■ STATED TASK ■
Write out each entry again. Keep every word exactly as it is.

══ SOURCE RECORDS

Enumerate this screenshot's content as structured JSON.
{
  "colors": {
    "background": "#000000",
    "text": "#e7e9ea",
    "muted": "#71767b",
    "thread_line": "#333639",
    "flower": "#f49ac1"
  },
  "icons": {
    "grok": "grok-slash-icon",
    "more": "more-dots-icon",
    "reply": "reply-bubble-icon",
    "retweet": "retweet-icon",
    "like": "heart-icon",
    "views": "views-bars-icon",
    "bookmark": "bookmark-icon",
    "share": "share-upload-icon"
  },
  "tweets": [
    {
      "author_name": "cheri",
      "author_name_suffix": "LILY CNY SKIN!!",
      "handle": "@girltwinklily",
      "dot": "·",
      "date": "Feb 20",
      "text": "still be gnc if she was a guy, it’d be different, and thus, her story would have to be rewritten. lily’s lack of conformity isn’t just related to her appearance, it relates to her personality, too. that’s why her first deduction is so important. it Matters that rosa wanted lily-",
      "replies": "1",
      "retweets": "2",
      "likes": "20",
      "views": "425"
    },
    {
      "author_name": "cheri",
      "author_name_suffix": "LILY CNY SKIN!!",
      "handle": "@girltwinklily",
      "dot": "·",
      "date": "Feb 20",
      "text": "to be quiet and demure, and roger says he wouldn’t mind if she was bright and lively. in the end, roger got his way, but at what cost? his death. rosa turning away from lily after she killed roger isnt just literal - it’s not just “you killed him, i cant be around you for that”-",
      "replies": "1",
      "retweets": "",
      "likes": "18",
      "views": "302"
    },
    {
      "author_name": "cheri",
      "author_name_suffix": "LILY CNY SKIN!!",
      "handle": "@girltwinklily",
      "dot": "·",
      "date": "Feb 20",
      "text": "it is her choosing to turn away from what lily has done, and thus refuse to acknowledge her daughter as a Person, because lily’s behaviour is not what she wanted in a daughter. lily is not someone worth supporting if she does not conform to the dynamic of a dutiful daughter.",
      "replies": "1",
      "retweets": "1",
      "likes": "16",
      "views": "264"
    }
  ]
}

════

■ FULL SOLUTION ■
Enumerate this screenshot's content as structured JSON.
{
  "colors": {
    "background": "#000000",
    "text": "#e7e9ea",
    "muted": "#71767b",
    "thread_line": "#333639",
    "flower": "#f49ac1"
  },
  "icons": {
    "grok": "grok-slash-icon",
    "more": "more-dots-icon",
    "reply": "reply-bubble-icon",
    "retweet": "retweet-icon",
    "like": "heart-icon",
    "views": "views-bars-icon",
    "bookmark": "bookmark-icon",
    "share": "share-upload-icon"
  },
  "tweets": [
    {
      "author_name": "cheri",
      "author_name_suffix": "LILY CNY SKIN!!",
      "handle": "@girltwinklily",
      "dot": "·",
      "date": "Feb 20",
      "text": "still be gnc if she was a guy, it’d be different, and thus, her story would have to be rewritten. lily’s lack of conformity isn’t just related to her appearance, it relates to her personality, too. that’s why her first deduction is so important. it Matters that rosa wanted lily-",
      "replies": "1",
      "retweets": "2",
      "likes": "20",
      "views": "425"
    },
    {
      "author_name": "cheri",
      "author_name_suffix": "LILY CNY SKIN!!",
      "handle": "@girltwinklily",
      "dot": "·",
      "date": "Feb 20",
      "text": "to be quiet and demure, and roger says he wouldn’t mind if she was bright and lively. in the end, roger got his way, but at what cost? his death. rosa turning away from lily after she killed roger isnt just literal - it’s not just “you killed him, i cant be around you for that”-",
      "replies": "1",
      "retweets": "",
      "likes": "18",
      "views": "302"
    },
    {
      "author_name": "cheri",
      "author_name_suffix": "LILY CNY SKIN!!",
      "handle": "@girltwinklily",
      "dot": "·",
      "date": "Feb 20",
      "text": "it is her choosing to turn away from what lily has done, and thus refuse to acknowledge her daughter as a Person, because lily’s behaviour is not what she wanted in a daughter. lily is not someone worth supporting if she does not conform to the dynamic of a dutiful daughter.",
      "replies": "1",
      "retweets": "1",
      "likes": "16",
      "views": "264"
    }
  ]
}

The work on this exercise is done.